== PROBLEM ==
Wherever the string "informe" occurs in a line of these records, report that line.

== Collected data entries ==

* * * *

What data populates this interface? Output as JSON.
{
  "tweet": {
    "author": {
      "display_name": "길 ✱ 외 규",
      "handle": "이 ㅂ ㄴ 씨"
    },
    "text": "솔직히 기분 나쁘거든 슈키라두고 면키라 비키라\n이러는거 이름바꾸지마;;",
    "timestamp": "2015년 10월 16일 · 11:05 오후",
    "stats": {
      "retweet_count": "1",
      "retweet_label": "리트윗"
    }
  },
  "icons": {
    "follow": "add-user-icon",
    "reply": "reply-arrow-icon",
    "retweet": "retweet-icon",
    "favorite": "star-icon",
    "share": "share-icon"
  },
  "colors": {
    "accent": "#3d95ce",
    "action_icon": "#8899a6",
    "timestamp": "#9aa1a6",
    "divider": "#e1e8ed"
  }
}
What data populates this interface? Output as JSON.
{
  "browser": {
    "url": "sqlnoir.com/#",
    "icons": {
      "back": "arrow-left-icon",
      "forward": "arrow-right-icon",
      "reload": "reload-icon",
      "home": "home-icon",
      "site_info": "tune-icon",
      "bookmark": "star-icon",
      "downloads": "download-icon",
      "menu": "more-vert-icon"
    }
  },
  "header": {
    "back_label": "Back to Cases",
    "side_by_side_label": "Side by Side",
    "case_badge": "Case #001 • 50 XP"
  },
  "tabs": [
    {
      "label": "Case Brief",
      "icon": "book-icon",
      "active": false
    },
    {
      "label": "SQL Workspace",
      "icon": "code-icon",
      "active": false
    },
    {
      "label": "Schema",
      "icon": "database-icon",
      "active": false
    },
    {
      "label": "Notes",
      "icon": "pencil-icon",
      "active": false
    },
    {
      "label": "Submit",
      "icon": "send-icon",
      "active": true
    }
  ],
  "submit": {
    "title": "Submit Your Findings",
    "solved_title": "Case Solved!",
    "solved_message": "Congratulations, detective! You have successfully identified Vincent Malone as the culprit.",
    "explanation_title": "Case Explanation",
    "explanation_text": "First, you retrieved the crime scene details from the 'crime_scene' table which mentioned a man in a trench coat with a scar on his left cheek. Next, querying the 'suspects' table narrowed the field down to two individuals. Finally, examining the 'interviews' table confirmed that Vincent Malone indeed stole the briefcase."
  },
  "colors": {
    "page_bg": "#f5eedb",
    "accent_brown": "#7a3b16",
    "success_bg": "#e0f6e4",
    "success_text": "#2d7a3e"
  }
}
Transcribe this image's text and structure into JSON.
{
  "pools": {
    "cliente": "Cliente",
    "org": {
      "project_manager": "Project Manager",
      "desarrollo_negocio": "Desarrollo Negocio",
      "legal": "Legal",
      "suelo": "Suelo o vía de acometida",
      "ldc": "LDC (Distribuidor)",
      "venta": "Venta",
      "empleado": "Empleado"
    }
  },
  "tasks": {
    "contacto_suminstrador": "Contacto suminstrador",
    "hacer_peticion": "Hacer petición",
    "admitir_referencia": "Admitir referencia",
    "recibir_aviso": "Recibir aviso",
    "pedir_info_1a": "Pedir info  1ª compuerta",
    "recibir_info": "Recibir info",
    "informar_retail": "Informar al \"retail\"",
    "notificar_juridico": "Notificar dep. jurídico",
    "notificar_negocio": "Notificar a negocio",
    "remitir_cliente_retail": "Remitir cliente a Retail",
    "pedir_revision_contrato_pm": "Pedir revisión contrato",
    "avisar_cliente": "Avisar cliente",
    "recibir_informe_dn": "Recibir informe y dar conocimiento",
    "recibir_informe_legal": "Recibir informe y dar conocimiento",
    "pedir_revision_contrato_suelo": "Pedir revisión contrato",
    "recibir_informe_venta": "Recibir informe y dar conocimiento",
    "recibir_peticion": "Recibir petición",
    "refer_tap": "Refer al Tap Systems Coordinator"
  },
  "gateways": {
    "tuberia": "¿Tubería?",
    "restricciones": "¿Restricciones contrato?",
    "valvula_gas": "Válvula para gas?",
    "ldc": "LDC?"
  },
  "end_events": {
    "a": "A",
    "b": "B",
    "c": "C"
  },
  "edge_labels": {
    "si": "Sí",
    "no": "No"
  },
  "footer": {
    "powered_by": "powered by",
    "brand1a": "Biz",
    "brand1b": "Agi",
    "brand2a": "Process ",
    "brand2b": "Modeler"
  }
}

* * * *

== FINAL RESULT ==
    "recibir_informe_dn": "Recibir informe y dar conocimiento",
    "recibir_informe_legal": "Recibir informe y dar conocimiento",
    "recibir_informe_venta": "Recibir informe y dar conocimiento",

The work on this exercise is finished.